---------- RECORDS FOR THIS TASK ----------

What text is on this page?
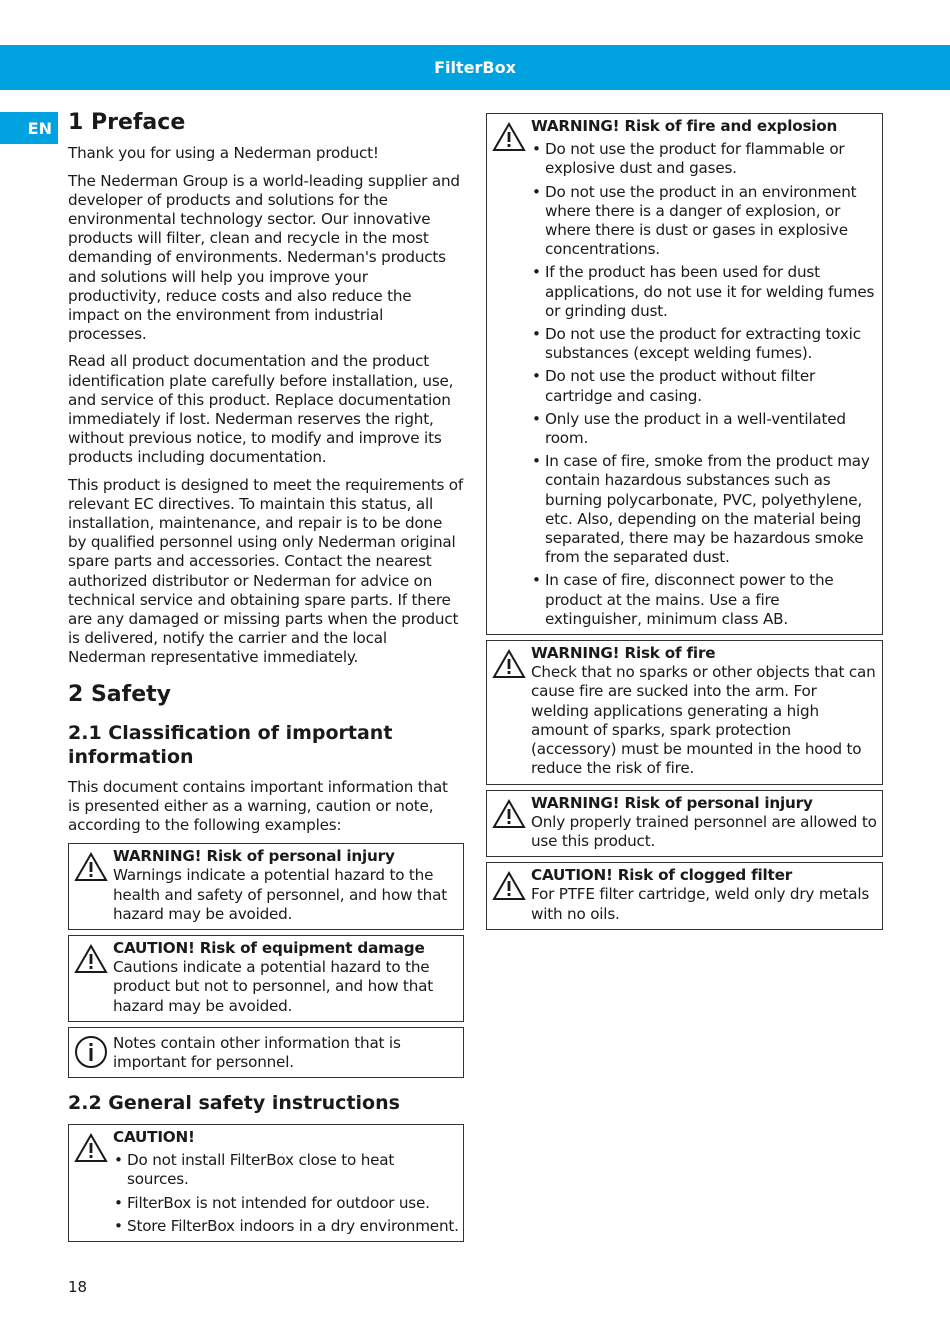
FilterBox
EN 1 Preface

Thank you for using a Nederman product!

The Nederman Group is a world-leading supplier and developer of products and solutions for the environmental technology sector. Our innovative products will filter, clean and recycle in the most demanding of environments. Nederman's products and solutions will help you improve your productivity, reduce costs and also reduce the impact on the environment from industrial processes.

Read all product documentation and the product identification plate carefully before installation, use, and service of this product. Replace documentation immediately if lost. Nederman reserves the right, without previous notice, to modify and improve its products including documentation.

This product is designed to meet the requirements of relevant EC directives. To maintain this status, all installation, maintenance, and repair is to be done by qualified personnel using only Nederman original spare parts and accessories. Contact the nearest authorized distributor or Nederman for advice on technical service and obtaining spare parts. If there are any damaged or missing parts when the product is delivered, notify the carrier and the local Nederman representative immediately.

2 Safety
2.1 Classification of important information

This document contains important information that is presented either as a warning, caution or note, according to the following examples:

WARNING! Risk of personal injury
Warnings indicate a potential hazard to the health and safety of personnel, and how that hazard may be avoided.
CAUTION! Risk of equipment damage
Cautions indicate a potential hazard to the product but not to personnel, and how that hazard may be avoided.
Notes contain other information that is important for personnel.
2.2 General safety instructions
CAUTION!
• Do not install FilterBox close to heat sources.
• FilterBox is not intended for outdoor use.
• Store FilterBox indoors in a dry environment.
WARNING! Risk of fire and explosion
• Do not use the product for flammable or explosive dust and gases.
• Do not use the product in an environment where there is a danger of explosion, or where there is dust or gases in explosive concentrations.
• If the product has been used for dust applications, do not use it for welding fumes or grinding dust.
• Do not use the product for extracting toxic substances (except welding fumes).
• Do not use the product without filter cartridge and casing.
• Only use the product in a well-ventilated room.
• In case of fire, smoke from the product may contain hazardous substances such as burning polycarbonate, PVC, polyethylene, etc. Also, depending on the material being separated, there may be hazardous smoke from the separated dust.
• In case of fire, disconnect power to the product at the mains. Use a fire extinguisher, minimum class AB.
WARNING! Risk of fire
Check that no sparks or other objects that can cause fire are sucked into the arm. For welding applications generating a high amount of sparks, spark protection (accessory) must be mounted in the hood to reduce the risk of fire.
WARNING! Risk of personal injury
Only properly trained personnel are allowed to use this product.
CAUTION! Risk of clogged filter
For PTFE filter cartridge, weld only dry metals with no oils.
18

----------
---------- RECORDS FOR THIS TASK ----------

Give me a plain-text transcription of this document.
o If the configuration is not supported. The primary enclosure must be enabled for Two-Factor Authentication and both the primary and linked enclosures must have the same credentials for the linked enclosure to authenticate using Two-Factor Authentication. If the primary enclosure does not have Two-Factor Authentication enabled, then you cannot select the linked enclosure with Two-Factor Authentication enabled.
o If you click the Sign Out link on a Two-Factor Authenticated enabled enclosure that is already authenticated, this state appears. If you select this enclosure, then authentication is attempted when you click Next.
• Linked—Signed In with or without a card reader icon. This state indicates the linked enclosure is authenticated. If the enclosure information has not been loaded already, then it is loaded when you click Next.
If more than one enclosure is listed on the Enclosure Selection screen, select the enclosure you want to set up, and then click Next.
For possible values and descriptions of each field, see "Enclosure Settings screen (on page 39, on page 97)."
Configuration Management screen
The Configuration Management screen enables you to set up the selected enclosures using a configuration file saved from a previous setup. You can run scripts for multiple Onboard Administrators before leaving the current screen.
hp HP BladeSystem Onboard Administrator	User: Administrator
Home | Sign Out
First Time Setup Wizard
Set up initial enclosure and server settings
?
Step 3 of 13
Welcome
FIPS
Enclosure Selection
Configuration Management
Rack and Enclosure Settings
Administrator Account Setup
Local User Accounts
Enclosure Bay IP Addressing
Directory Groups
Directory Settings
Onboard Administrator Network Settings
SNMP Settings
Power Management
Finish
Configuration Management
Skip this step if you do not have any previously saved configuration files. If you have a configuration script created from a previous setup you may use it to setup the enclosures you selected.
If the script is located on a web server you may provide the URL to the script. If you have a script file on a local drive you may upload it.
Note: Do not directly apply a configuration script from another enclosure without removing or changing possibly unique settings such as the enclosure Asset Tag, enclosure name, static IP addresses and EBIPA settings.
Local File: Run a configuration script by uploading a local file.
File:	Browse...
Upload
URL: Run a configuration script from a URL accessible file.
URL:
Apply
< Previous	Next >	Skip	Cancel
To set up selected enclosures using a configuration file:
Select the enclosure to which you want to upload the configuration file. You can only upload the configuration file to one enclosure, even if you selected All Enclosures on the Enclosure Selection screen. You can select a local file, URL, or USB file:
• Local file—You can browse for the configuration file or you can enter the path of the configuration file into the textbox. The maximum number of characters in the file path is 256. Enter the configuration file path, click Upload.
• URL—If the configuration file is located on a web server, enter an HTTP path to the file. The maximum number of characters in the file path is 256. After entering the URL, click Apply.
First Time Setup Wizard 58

----------
---------- RECORDS FOR THIS TASK ----------

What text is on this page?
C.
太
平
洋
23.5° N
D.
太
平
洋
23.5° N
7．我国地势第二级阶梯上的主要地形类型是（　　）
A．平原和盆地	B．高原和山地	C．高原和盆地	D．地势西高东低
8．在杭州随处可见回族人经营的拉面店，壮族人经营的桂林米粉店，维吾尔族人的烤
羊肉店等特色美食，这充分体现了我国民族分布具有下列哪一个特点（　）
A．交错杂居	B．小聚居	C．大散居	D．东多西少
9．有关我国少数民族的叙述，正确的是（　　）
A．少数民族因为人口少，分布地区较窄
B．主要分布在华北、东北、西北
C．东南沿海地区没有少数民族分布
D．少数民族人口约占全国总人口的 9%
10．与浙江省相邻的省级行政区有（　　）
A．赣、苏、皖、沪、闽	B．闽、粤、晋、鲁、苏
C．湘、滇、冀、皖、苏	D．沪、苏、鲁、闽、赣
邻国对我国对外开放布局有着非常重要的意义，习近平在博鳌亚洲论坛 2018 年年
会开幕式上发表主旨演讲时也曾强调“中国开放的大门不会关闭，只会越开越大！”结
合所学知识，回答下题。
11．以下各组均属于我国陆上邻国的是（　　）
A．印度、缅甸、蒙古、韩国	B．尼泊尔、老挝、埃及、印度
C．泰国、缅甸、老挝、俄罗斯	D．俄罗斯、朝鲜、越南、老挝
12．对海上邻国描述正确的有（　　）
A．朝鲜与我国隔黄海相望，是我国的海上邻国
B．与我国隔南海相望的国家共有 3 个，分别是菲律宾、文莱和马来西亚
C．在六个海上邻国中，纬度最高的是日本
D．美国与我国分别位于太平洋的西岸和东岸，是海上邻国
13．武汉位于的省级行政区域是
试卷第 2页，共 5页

----------

**WHAT YOU HAVE TO DO:**
Copy each line of the listing in which the word "when" can be found.

**OUTPUT OF THE EXERCISE:**
This product is designed to meet the requirements of relevant EC directives. To maintain this status, all installation, maintenance, and repair is to be done by qualified personnel using only Nederman original spare parts and accessories. Contact the nearest authorized distributor or Nederman for advice on technical service and obtaining spare parts. If there are any damaged or missing parts when the product is delivered, notify the carrier and the local Nederman representative immediately.
o If you click the Sign Out link on a Two-Factor Authenticated enabled enclosure that is already authenticated, this state appears. If you select this enclosure, then authentication is attempted when you click Next.
• Linked—Signed In with or without a card reader icon. This state indicates the linked enclosure is authenticated. If the enclosure information has not been loaded already, then it is loaded when you click Next.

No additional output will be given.